- _Your goal_
Below are some entries. Count how many of their lines include "inte", then give that number only.

»»

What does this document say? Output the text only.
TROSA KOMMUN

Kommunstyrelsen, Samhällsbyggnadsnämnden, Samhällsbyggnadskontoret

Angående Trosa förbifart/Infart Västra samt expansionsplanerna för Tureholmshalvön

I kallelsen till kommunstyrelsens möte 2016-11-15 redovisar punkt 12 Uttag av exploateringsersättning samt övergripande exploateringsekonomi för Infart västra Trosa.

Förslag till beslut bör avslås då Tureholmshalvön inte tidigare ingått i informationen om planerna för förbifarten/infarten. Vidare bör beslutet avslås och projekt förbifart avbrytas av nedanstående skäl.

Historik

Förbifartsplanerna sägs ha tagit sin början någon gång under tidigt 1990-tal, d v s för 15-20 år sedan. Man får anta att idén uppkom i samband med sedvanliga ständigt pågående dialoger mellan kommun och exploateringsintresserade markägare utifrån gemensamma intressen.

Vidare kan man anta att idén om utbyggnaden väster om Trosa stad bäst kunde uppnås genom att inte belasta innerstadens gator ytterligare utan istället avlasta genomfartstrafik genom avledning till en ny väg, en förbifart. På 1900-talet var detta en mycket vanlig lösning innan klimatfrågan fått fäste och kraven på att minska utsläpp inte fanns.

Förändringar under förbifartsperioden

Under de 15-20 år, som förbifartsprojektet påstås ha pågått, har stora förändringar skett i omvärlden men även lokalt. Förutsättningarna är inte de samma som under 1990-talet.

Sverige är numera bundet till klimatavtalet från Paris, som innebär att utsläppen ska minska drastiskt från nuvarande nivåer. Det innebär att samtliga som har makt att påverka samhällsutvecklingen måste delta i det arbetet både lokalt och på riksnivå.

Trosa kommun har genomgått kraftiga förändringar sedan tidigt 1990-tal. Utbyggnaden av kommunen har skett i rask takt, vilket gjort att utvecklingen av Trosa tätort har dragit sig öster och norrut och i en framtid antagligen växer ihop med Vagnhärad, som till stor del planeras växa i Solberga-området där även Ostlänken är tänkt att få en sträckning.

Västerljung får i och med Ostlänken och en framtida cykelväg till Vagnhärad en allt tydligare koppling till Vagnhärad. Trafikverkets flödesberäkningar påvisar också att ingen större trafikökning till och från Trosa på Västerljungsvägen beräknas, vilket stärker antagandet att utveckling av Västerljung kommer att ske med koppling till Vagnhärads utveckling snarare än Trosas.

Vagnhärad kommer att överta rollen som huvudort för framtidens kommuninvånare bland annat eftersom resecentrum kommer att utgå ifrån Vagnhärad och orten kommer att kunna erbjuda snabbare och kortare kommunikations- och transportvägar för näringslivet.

««
»»

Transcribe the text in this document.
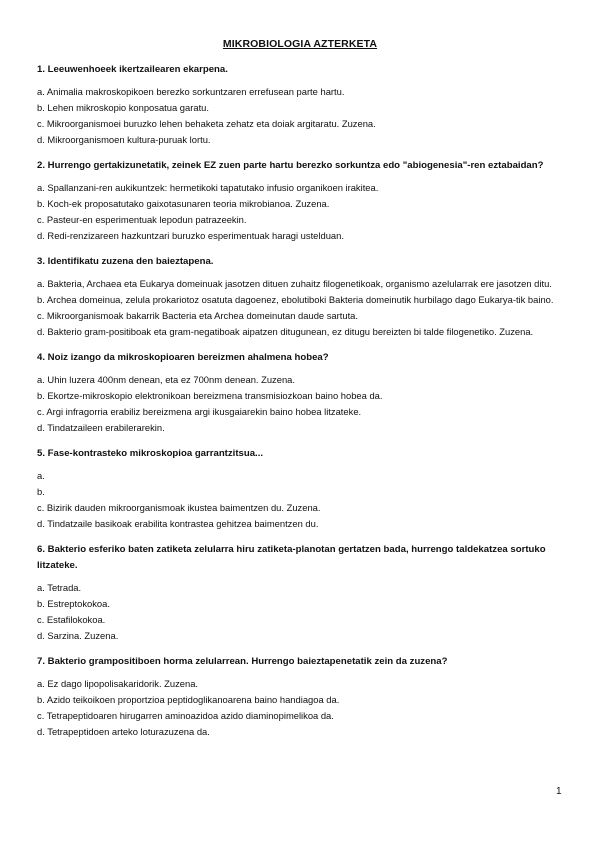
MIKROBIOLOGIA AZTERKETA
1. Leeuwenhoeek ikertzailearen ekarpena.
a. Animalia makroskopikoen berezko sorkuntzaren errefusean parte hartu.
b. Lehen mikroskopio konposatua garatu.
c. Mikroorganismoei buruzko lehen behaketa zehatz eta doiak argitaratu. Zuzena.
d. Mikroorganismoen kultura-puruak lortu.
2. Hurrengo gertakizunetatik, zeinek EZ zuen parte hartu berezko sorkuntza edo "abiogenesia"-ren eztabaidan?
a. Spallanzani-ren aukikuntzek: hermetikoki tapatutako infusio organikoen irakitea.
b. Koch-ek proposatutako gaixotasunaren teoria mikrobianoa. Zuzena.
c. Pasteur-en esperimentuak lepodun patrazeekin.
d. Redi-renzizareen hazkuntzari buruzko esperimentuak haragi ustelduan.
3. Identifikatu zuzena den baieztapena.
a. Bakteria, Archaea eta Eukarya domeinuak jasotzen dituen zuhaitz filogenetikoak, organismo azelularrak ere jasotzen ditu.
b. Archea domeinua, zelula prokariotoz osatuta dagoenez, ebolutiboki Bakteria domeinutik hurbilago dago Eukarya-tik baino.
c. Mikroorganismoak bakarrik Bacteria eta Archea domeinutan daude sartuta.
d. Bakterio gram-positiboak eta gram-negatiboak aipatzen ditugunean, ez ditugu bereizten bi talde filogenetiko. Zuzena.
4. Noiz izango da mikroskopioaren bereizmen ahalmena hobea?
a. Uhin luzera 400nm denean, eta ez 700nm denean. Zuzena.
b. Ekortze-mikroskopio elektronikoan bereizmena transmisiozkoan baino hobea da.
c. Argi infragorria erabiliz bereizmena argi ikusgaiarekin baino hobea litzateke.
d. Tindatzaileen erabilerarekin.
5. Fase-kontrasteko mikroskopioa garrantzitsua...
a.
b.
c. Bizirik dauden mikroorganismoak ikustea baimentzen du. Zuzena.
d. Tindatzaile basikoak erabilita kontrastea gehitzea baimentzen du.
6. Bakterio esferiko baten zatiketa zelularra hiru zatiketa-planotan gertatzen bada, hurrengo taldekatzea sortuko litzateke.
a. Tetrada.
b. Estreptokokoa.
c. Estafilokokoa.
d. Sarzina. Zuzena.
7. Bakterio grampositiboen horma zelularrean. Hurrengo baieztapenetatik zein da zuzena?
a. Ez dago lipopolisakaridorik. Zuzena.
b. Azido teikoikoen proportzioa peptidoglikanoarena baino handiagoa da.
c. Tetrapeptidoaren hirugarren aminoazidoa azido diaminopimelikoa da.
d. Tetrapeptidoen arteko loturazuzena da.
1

««

- _Exercise response_
3